• _What the task requires_:
Reproduce each line bearing the word "using".

• _The data_:

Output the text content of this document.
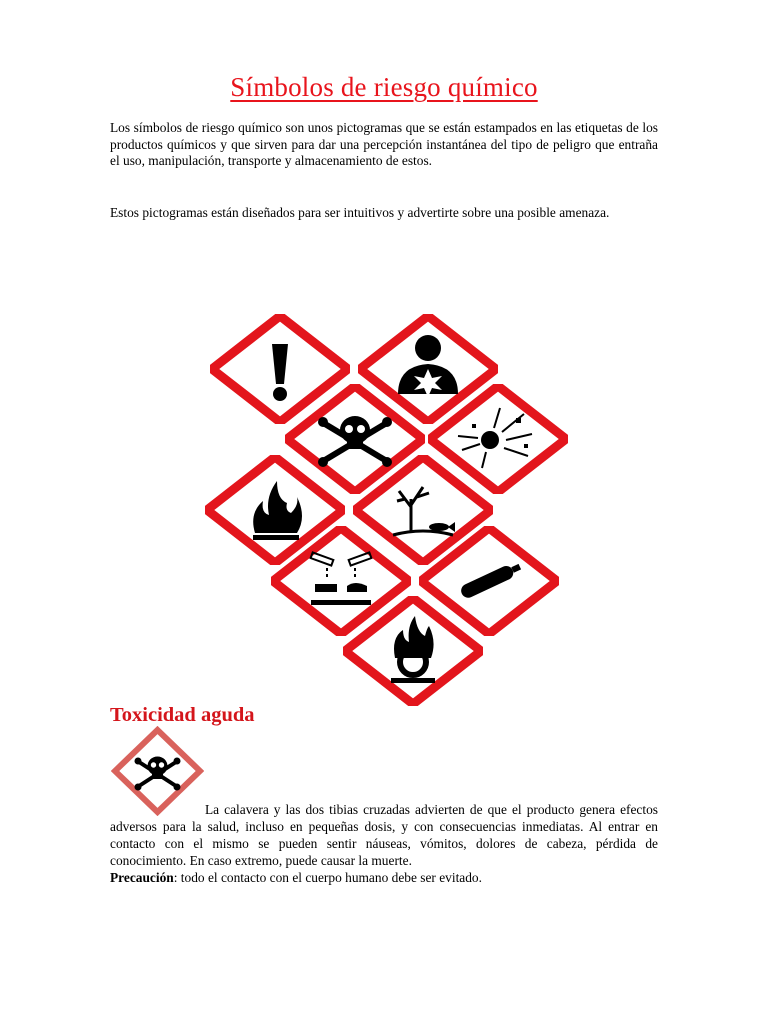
Símbolos de riesgo químico

Los símbolos de riesgo químico son unos pictogramas que se están estampados en las etiquetas de los productos químicos y que sirven para dar una percepción instantánea del tipo de peligro que entraña el uso, manipulación, transporte y almacenamiento de estos.

Estos pictogramas están diseñados para ser intuitivos y advertirte sobre una posible amenaza.

Toxicidad aguda

La calavera y las dos tibias cruzadas advierten de que el producto genera efectos adversos para la salud, incluso en pequeñas dosis, y con consecuencias inmediatas. Al entrar en contacto con el mismo se pueden sentir náuseas, vómitos, dolores de cabeza, pérdida de conocimiento. En caso extremo, puede causar la muerte.
Precaución: todo el contacto con el cuerpo humano debe ser evitado.
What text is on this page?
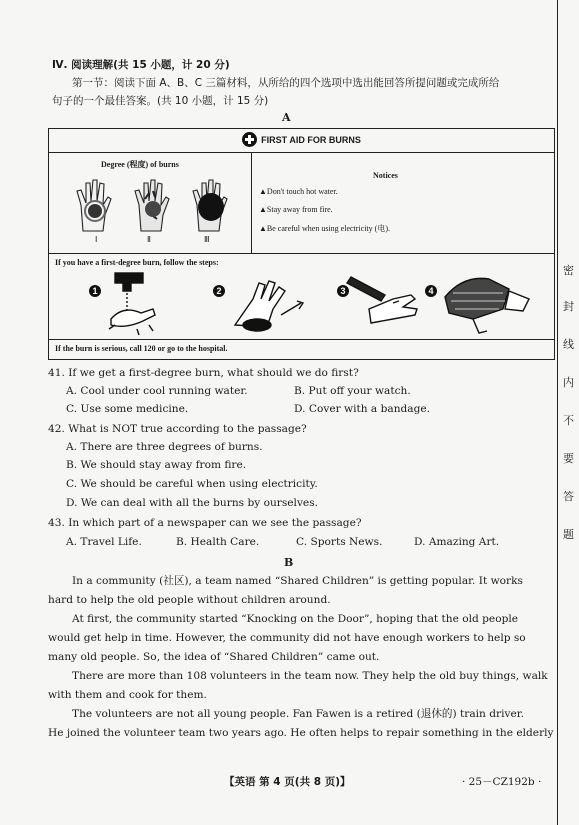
Ⅳ. 阅读理解(共 15 小题，计 20 分)
第一节：阅读下面 A、B、C 三篇材料，从所给的四个选项中选出能回答所提问题或完成所给
句子的一个最佳答案。(共 10 小题，计 15 分)
A
FIRST AID FOR BURNS
Degree (程度) of burns
Ⅰ	Ⅱ	Ⅲ
Notices
▲Don't touch hot water.
▲Stay away from fire.
▲Be careful when using electricity (电).
If you have a first-degree burn, follow the steps:
1	2	3	4
If the burn is serious, call 120 or go to the hospital.
41. If we get a first-degree burn, what should we do first?
A. Cool under cool running water.	B. Put off your watch.
C. Use some medicine.	D. Cover with a bandage.
42. What is NOT true according to the passage?
A. There are three degrees of burns.
B. We should stay away from fire.
C. We should be careful when using electricity.
D. We can deal with all the burns by ourselves.
43. In which part of a newspaper can we see the passage?
A. Travel Life.	B. Health Care.	C. Sports News.	D. Amazing Art.
B
In a community (社区), a team named “Shared Children” is getting popular. It works
hard to help the old people without children around.
At first, the community started “Knocking on the Door”, hoping that the old people
would get help in time. However, the community did not have enough workers to help so
many old people. So, the idea of “Shared Children” came out.
There are more than 108 volunteers in the team now. They help the old buy things, walk
with them and cook for them.
The volunteers are not all young people. Fan Fawen is a retired (退休的) train driver.
He joined the volunteer team two years ago. He often helps to repair something in the elderly
【英语 第 4 页(共 8 页)】	· 25－CZ192b ·
密
封
线
内
不
要
答
题
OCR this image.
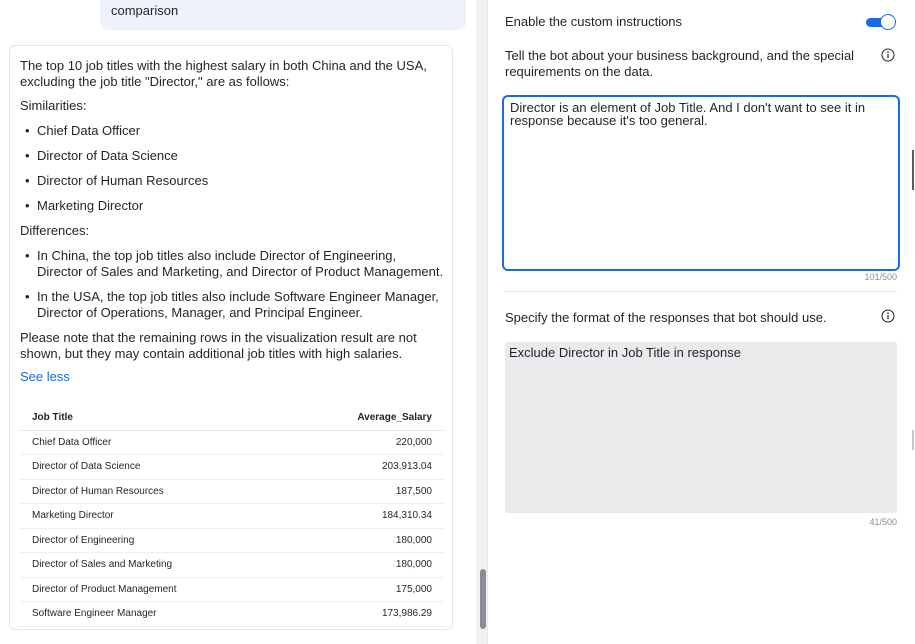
comparison

The top 10 job titles with the highest salary in both China and the USA, excluding the job title "Director," are as follows:

Similarities:

• Chief Data Officer
• Director of Data Science
• Director of Human Resources
• Marketing Director

Differences:

• In China, the top job titles also include Director of Engineering, Director of Sales and Marketing, and Director of Product Management.
• In the USA, the top job titles also include Software Engineer Manager, Director of Operations, Manager, and Principal Engineer.

Please note that the remaining rows in the visualization result are not shown, but they may contain additional job titles with high salaries.

See less
Job Title	Average_Salary
Chief Data Officer	220,000
Director of Data Science	203,913.04
Director of Human Resources	187,500
Marketing Director	184,310.34
Director of Engineering	180,000
Director of Sales and Marketing	180,000
Director of Product Management	175,000
Software Engineer Manager	173,986.29
Enable the custom instructions
Tell the bot about your business background, and the special requirements on the data.
Director is an element of Job Title. And I don't want to see it in response because it's too general.
101/500
Specify the format of the responses that bot should use.
Exclude Director in Job Title in response
41/500
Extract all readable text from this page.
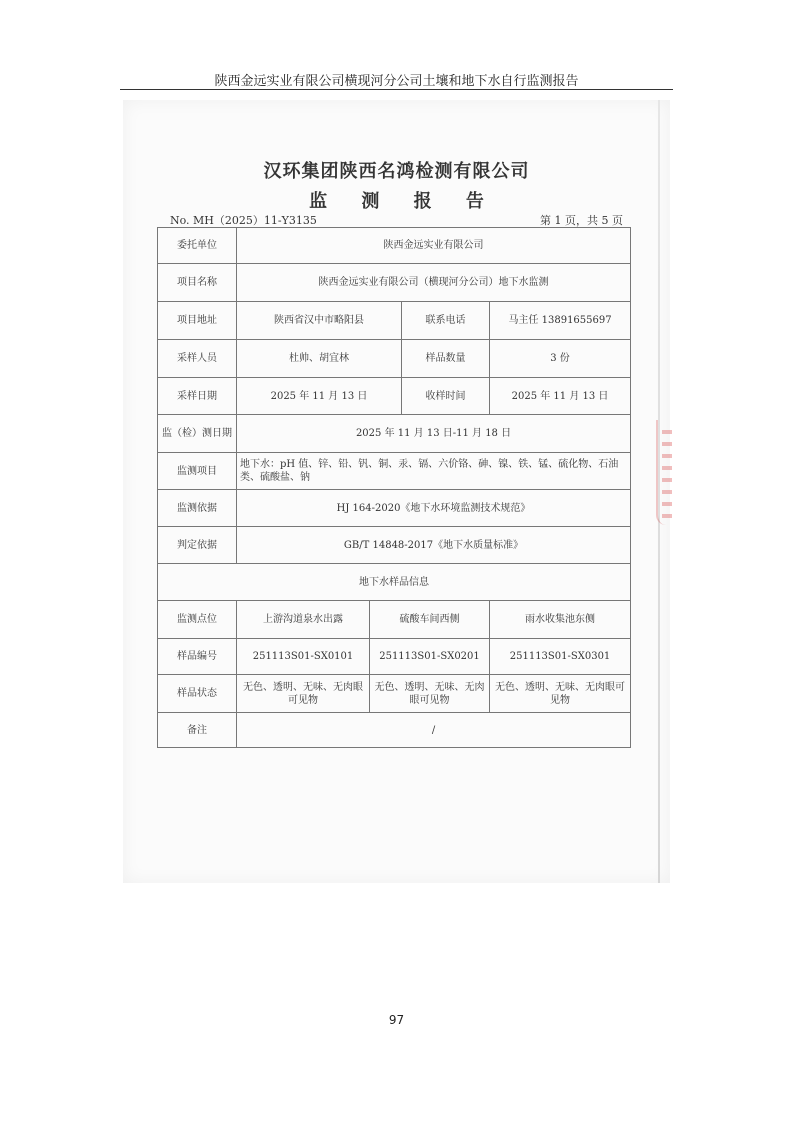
陕西金远实业有限公司横现河分公司土壤和地下水自行监测报告
汉环集团陕西名鸿检测有限公司
监 测 报 告
No. MH（2025）11-Y3135	第 1 页，共 5 页
委托单位	陕西金远实业有限公司			
项目名称	陕西金远实业有限公司（横现河分公司）地下水监测			
项目地址	陕西省汉中市略阳县		联系电话	马主任 13891655697
采样人员	杜帅、胡宜林		样品数量	3 份
采样日期	2025 年 11 月 13 日		收样时间	2025 年 11 月 13 日
监（检）测日期	2025 年 11 月 13 日-11 月 18 日			
监测项目	地下水：pH 值、锌、铅、钒、铜、汞、镉、六价铬、砷、镍、铁、锰、硫化物、石油类、硫酸盐、钠			
监测依据	HJ 164-2020《地下水环境监测技术规范》			
判定依据	GB/T 14848-2017《地下水质量标准》			
地下水样品信息				
监测点位	上游沟道泉水出露	硫酸车间西侧		雨水收集池东侧
样品编号	251113S01-SX0101	251113S01-SX0201		251113S01-SX0301
样品状态	无色、透明、无味、无肉眼可见物	无色、透明、无味、无肉眼可见物		无色、透明、无味、无肉眼可见物
备注	/			
97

• _Response to this exercise_:
▲Be careful when using electricity (电).
C. We should be careful when using electricity.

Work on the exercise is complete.